(Stored items from a collection)
━━━━━━━━
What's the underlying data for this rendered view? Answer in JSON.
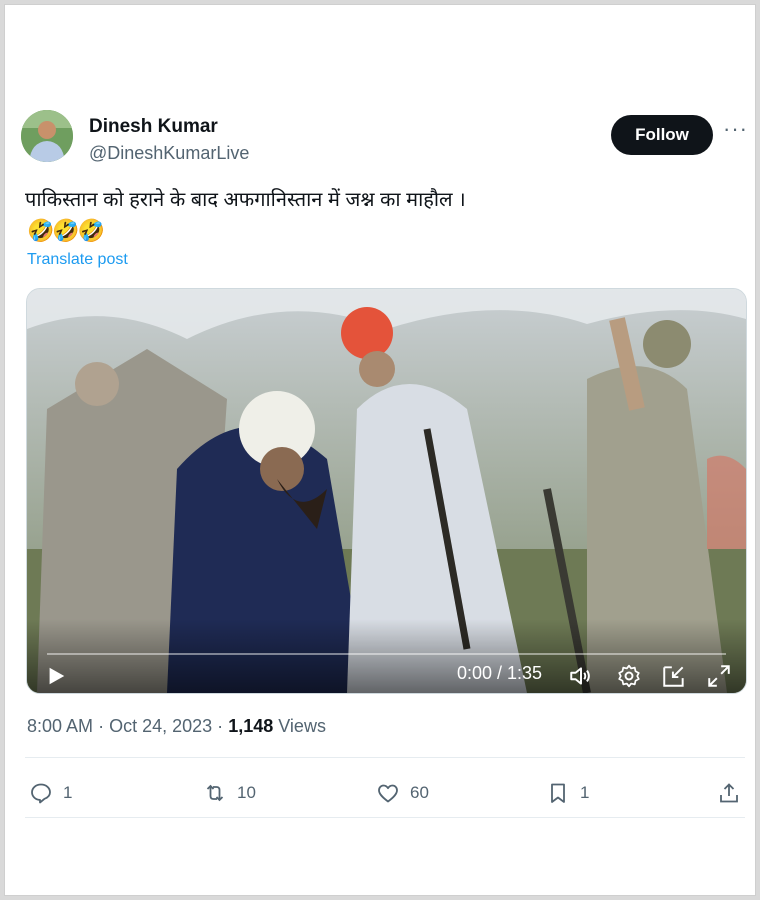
{
  "author": {
    "name": "Dinesh Kumar",
    "handle": "@DineshKumarLive",
    "follow_label": "Follow",
    "more_label": "···"
  },
  "post": {
    "text": "पाकिस्तान को हराने के बाद अफगानिस्तान में जश्न का माहौल ।",
    "emoji": "🤣🤣🤣",
    "translate_label": "Translate post"
  },
  "video": {
    "time_display": "0:00 / 1:35",
    "progress": 0.0
  },
  "meta": {
    "time": "8:00 AM",
    "date": "Oct 24, 2023",
    "views_count": "1,148",
    "views_label": "Views",
    "separator": "·"
  },
  "actions": {
    "replies": "1",
    "reposts": "10",
    "likes": "60",
    "bookmarks": "1"
  },
  "icons": [
    "avatar",
    "more-icon",
    "play-icon",
    "volume-icon",
    "settings-icon",
    "minimize-icon",
    "fullscreen-icon",
    "reply-icon",
    "repost-icon",
    "like-icon",
    "bookmark-icon",
    "share-icon"
  ],
  "colors": {
    "accent": "#1d9bf0",
    "text": "#0f1419",
    "muted": "#536471",
    "button": "#0f1419"
  }
}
━━━━━━━━
• **Exercise directions**: Output, exactly, all the records above; include no pictures.

• **Task answer**:
What's the underlying data for this rendered view? Answer in JSON.
{
  "author": {
    "name": "Dinesh Kumar",
    "handle": "@DineshKumarLive",
    "follow_label": "Follow",
    "more_label": "···"
  },
  "post": {
    "text": "पाकिस्तान को हराने के बाद अफगानिस्तान में जश्न का माहौल ।",
    "emoji": "🤣🤣🤣",
    "translate_label": "Translate post"
  },
  "video": {
    "time_display": "0:00 / 1:35",
    "progress": 0.0
  },
  "meta": {
    "time": "8:00 AM",
    "date": "Oct 24, 2023",
    "views_count": "1,148",
    "views_label": "Views",
    "separator": "·"
  },
  "actions": {
    "replies": "1",
    "reposts": "10",
    "likes": "60",
    "bookmarks": "1"
  },
  "icons": [
    "avatar",
    "more-icon",
    "play-icon",
    "volume-icon",
    "settings-icon",
    "minimize-icon",
    "fullscreen-icon",
    "reply-icon",
    "repost-icon",
    "like-icon",
    "bookmark-icon",
    "share-icon"
  ],
  "colors": {
    "accent": "#1d9bf0",
    "text": "#0f1419",
    "muted": "#536471",
    "button": "#0f1419"
  }
}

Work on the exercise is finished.